*本文抜粋*
.....

バイクのセールスマン・津川(菅原謙二)は、
キャバレーの歌手・ユリ(角梨枝子)に
本気で惚れており、
母親にも、
彼女との結婚を考えていると伝える。


ある日、津川の会社で、
「金を納めたのに、バイクが届かない」
という苦情の電話が何本も入る。


なんと、津川は、
キャバレーに通う金欲しさに、
バイクの売掛金を横領していたのだ。


津川の母親が、
ユリのマンションにやって来たが、
ユリには責任のない事。
母親が肩を落として帰ってゆく後ろ姿を見た
ユリは・・・。





キャバレーの歌手・ユリに惚れ込み、
毎日のように通ってくる男・津川。


津川は、ユリにプロポーズするが、
ユリにとって津川は、
単なる客の一人に過ぎない。
彼女には、
他にも、言い寄ってくる男が沢山おり、
でも、
誰のものになる気もないらしい。


津川が、
自分の為に、会社の金に手を付け、
逮捕されたと知ったユリは、
決して、自分が悪いわけではないけれど、
彼の母親の意気消沈した姿に、胸が締め付けられる。

.....

*記録の抜粋*
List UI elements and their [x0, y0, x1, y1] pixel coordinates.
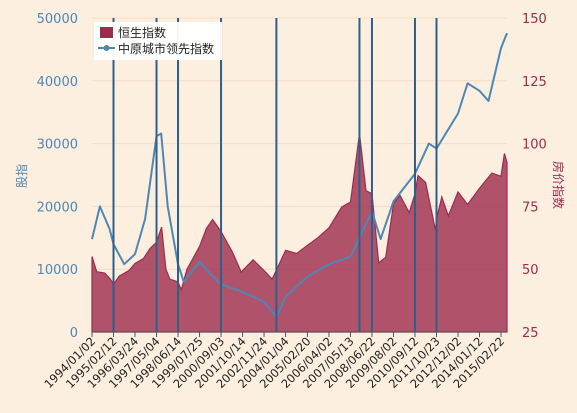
property-index-line: [91, 32, 508, 318]
hsi-area-series: [91, 133, 508, 333]
hsi-area: [91, 133, 508, 333]
y-right-tick-label: 50: [522, 263, 539, 278]
vertical-marker-lines: [112, 18, 438, 332]
y-right-tick-label: 150: [522, 12, 547, 27]
legend-box: [94, 22, 222, 60]
property-index-line-series: [91, 32, 508, 318]
y-left-tick-label: 20000: [37, 200, 78, 215]
legend-label-property: 中原城市领先指数: [118, 41, 214, 56]
y-left-tick-label: 40000: [37, 75, 78, 90]
y-left-tick-label: 0: [70, 326, 78, 341]
legend-swatch-hsi: [100, 27, 113, 38]
legend: 恒生指数 中原城市领先指数: [94, 22, 222, 60]
y-right-axis-title: 房价指数: [551, 161, 566, 209]
y-right-tick-label: 75: [522, 200, 539, 215]
y-left-tick-label: 30000: [37, 138, 78, 153]
axes: 0 10000 20000 30000 40000 50000 25 50 75 100 125 15…: [37, 12, 547, 391]
y-left-tick-label: 10000: [37, 263, 78, 278]
y-right-tick-label: 25: [522, 326, 539, 341]
y-left-tick-label: 50000: [37, 12, 78, 27]
y-left-axis-title: 股指: [14, 164, 29, 188]
legend-marker-property: [103, 45, 110, 51]
y-right-tick-label: 100: [522, 138, 547, 153]
y-right-tick-label: 125: [522, 75, 547, 90]
legend-label-hsi: 恒生指数: [118, 25, 166, 40]
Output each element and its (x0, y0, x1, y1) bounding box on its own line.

.....

*練習問題*
1. 津川とユリの物語のあらすじから、「津川は、ユリにプロポーズするが、」から「彼の母親の意気消沈した姿に、胸が締め付けられる。」に至るまでの部分を、一字も変えずに書き写しなさい。
2. 津川とユリの物語のあらすじを、最後の文の後から書き継ぎなさい。

*解答例*
1.
津川は、ユリにプロポーズするが、
ユリにとって津川は、
単なる客の一人に過ぎない。
彼女には、
他にも、言い寄ってくる男が沢山おり、
でも、
誰のものになる気もないらしい。


津川が、
自分の為に、会社の金に手を付け、
逮捕されたと知ったユリは、
決して、自分が悪いわけではないけれど、
彼の母親の意気消沈した姿に、胸が締め付けられる。

2.
そして、ユリは、
思わぬ行動に出る。


裁判所に出向き、
どうしたら、彼を救えるのかと、
検事に尋ねたのだ。


検事は、
「受け取った金を、
 預り金でなく、借りた金だと書き換えてもらえれば、
 無罪になる。
 しかし、何軒もある全部を書き換えてもらうのは難しい」と。


そこからユリの奮闘が始まる。
被害者のところに、一軒一軒回り、
土下座も厭わない勢いで、
お願いしたのだ。


彼女はなぜ、そこまでするのか。
津川には、
「あなたのためじゃない。
 あなたのお母さんのためだ」
と言うけれど、
それだけなのか。


ユリは津川が好きだったのかもしれない。
自分で気付いているかどうかは分からないけど、
他の酔客とは違った、
本気で自分との結婚を考えてくれている津川を。


でも、その反面、
彼女は水商売しかできない自分を知っている。
平凡なサラリーマンの妻として、
専業主婦になるとは、想像できない。
津川にだって、
迷惑をかけるかもしれない。
そんな気持ちなのかなぁ、と。


淋しいラストだった。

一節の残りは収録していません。